### What is needed:
Read the records that follow and state how many lines hold "left", adding nothing else.

### Entries supplied:
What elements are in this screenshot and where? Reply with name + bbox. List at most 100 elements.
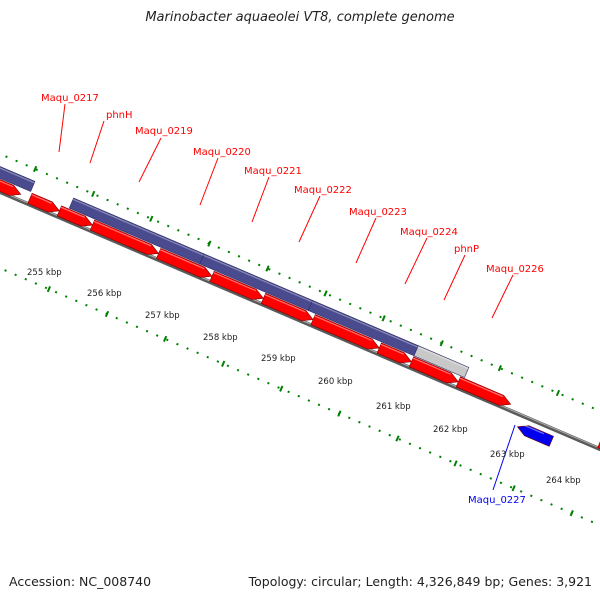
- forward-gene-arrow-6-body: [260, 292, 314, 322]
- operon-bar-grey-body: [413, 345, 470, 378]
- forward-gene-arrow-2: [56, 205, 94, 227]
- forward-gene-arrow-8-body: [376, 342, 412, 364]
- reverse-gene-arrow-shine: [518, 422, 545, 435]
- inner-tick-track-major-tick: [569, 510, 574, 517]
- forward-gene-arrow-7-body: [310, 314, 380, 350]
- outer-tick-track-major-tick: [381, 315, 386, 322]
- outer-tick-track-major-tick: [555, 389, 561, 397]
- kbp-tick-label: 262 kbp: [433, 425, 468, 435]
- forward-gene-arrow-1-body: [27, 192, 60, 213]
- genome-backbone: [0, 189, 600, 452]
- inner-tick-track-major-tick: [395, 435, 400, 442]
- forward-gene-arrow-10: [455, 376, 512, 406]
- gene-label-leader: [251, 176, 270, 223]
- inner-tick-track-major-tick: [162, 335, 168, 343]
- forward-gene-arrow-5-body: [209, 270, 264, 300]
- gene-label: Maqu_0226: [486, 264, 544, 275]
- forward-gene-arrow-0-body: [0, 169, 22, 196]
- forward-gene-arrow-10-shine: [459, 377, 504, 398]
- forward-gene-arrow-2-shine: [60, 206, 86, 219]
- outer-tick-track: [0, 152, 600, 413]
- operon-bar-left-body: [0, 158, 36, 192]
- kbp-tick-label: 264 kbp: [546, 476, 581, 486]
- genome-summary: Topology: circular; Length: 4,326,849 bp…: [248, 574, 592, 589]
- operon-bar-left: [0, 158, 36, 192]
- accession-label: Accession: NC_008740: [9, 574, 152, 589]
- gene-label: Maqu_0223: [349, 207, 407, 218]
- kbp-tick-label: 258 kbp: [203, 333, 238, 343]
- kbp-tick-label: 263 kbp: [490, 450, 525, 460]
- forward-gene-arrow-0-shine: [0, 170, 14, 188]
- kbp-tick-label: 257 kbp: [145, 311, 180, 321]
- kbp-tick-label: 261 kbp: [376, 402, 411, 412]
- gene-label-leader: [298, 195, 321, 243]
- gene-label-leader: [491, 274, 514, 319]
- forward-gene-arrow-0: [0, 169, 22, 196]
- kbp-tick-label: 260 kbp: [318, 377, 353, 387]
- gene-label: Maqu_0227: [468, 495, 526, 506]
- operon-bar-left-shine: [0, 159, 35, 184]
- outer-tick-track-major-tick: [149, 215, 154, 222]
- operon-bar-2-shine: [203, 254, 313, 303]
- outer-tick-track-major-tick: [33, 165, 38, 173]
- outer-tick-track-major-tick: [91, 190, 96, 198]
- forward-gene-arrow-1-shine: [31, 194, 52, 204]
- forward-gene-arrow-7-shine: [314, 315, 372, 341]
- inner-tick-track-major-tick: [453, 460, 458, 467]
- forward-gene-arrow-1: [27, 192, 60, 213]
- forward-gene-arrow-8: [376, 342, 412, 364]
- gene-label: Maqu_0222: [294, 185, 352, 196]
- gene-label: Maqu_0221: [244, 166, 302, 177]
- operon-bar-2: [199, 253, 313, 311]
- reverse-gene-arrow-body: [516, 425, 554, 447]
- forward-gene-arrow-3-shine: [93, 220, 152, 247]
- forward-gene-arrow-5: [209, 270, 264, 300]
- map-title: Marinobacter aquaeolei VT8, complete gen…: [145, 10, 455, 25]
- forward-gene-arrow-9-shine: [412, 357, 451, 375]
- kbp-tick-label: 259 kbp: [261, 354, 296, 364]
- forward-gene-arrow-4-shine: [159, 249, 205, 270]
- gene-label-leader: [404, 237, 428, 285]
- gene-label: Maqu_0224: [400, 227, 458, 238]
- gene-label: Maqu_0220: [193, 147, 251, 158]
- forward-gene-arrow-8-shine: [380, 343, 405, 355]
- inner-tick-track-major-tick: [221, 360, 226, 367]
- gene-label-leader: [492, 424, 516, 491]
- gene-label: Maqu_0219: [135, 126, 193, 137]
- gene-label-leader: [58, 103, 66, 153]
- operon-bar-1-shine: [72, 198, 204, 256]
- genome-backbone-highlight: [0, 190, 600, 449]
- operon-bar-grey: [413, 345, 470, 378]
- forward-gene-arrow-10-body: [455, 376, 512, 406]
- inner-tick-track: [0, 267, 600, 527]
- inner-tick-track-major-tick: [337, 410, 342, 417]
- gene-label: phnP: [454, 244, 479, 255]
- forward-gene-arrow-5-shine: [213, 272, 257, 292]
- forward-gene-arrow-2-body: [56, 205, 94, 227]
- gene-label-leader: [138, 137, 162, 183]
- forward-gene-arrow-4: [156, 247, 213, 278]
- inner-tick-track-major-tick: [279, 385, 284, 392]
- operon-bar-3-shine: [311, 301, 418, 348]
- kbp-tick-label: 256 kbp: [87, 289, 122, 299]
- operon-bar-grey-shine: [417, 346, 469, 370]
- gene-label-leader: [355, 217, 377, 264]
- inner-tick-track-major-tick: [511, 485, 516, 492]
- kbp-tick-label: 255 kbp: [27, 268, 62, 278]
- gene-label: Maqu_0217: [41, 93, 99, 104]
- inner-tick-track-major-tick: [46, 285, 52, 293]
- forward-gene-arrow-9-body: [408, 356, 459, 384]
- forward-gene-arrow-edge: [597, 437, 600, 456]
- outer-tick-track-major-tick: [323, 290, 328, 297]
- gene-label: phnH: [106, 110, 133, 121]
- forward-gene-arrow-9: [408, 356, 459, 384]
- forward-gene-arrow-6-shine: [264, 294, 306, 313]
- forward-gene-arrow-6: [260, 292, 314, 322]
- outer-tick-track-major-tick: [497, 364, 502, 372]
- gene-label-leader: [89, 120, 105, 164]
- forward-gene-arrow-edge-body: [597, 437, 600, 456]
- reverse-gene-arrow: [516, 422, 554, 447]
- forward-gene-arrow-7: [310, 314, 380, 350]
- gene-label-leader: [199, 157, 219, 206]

### Response:
3